+++ EXTRACTED TEXT
Speaking anecdotally, my wife and I are both educated, both of us have had managerial experience, both of us get good performance evaluations. Our income is well above the median for our area. But if things started to go downhill in this area, we wouldn't be able to leave, at least not easily. Being responsible, we own our home. But if things get bad around here, it would become difficult to sell. I don't see how we should be expected to make 2 house payments.

In a poor economic situation, we would be less able to afford plane flights to other locales in order to do job searches and interviews. Not every company will fly you out to interview with them. As the parents of young children, we may not want to switch corporations based upon insurance considerations.
++++++
+++ DATA SECTION
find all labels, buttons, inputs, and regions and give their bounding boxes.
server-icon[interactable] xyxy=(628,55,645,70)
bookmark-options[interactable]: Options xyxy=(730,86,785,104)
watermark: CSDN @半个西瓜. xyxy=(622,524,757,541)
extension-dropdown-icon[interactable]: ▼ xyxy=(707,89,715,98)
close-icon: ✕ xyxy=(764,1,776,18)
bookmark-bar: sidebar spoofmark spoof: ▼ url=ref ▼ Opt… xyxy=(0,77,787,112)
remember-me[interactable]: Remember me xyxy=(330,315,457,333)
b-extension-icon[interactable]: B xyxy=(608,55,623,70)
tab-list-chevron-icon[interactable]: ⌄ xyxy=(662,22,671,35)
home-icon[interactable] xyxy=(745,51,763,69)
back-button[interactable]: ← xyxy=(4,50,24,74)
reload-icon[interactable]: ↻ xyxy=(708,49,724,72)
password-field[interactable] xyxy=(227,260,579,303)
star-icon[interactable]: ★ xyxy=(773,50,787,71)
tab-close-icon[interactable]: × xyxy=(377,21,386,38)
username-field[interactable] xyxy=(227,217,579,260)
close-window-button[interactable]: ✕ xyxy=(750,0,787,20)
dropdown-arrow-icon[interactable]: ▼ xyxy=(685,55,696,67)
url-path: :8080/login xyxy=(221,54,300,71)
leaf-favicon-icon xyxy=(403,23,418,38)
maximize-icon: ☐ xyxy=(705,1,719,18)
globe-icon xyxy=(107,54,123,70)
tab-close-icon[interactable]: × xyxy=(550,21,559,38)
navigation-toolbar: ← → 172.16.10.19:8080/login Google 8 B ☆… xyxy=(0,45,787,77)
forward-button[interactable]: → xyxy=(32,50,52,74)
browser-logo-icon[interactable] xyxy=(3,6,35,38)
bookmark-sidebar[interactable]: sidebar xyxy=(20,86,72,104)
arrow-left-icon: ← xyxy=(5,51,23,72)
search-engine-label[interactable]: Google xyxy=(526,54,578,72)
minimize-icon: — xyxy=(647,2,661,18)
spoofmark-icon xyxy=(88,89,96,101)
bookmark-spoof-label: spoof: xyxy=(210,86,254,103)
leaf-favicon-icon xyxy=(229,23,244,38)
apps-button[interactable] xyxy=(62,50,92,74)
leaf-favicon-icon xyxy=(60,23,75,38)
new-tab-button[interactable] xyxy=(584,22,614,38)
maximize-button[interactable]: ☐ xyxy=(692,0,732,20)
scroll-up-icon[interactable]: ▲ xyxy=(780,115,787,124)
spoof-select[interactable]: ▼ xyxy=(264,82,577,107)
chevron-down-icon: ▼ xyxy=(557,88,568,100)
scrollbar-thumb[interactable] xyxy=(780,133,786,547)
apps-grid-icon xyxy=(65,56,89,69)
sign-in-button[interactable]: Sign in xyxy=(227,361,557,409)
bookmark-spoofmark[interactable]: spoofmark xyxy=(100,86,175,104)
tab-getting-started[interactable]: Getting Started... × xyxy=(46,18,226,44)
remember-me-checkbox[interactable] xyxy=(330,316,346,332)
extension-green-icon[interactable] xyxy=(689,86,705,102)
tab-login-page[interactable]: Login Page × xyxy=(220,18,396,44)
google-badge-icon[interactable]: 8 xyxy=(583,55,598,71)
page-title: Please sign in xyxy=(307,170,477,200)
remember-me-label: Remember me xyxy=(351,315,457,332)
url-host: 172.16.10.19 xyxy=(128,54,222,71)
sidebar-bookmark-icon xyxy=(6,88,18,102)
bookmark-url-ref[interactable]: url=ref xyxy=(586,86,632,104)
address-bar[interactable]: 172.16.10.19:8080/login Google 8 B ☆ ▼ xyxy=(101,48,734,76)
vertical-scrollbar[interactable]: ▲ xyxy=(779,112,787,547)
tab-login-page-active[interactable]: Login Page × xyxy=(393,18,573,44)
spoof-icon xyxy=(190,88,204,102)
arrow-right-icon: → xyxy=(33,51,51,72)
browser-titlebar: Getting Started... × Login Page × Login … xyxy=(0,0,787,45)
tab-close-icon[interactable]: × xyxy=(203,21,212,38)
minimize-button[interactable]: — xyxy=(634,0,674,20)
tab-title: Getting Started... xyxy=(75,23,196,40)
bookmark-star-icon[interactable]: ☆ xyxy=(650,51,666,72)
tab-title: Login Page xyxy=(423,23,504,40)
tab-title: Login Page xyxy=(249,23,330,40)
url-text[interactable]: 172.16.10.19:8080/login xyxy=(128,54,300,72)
++++++
• [YOUR TASKS]:
**1.** Quote the passage about relocating during a downturn, from "In a poor economic" through "upon insurance considerations.", inclusive.
**2.** In the passage about relocating during a downturn, render this sentence in Spanish: "Not every company will fly you out to interview with them."
This material was drawn from a separate source.

• [RESPONSES FOR EACH TASK]:
**1.**
In a poor economic situation, we would be less able to afford plane flights to other locales in order to do job searches and interviews. Not every company will fly you out to interview with them. As the parents of young children, we may not want to switch corporations based upon insurance considerations.

**2.** No todas las empresas te pagarán el vuelo para entrevistarte con ellas.